▶ INSTRUCTIONS TO FOLLOW: Pick out the lines below that include the string "gmail".
-=-=-
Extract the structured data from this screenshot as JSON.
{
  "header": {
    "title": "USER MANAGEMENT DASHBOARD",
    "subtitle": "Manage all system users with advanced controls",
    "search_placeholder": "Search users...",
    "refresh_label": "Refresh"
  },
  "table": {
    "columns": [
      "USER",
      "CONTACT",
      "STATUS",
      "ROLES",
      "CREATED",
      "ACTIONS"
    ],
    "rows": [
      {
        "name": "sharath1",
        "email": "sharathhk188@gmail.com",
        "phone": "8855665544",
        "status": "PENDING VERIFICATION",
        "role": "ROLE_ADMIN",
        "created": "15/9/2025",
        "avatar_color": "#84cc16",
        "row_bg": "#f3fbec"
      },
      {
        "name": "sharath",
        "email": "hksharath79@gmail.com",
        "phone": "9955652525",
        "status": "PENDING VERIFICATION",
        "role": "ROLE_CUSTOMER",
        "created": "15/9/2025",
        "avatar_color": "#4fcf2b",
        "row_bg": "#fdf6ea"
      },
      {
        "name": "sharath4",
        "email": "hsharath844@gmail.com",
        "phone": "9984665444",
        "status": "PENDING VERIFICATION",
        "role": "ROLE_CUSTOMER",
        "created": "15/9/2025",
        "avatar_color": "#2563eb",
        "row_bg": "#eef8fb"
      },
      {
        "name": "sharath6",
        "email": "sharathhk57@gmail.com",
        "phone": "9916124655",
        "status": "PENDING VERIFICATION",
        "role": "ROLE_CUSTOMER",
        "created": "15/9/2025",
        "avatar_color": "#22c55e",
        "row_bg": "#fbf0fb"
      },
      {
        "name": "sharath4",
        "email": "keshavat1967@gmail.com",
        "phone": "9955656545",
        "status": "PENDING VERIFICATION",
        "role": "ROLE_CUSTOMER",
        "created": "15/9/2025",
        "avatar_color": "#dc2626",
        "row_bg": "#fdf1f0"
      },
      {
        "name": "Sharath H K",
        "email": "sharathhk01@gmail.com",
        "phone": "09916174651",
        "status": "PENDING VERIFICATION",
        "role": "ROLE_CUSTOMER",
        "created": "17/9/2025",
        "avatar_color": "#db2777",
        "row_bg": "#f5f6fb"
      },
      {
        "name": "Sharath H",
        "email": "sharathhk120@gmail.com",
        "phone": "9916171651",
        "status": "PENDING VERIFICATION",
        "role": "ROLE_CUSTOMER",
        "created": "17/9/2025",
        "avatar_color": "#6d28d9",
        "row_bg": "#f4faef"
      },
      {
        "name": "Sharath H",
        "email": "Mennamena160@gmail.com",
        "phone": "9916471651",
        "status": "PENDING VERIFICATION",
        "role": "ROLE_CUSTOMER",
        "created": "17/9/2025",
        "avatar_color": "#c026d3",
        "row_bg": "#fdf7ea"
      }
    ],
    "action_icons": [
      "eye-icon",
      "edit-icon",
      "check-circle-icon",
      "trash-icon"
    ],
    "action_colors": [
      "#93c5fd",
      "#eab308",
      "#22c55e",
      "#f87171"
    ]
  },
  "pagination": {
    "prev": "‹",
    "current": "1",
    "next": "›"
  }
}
-=-=-
▶ RESPONSE TO THIS TASK:
        "email": "sharathhk188@gmail.com",
        "email": "hksharath79@gmail.com",
        "email": "hsharath844@gmail.com",
        "email": "sharathhk57@gmail.com",
        "email": "keshavat1967@gmail.com",
        "email": "sharathhk01@gmail.com",
        "email": "sharathhk120@gmail.com",
        "email": "Mennamena160@gmail.com",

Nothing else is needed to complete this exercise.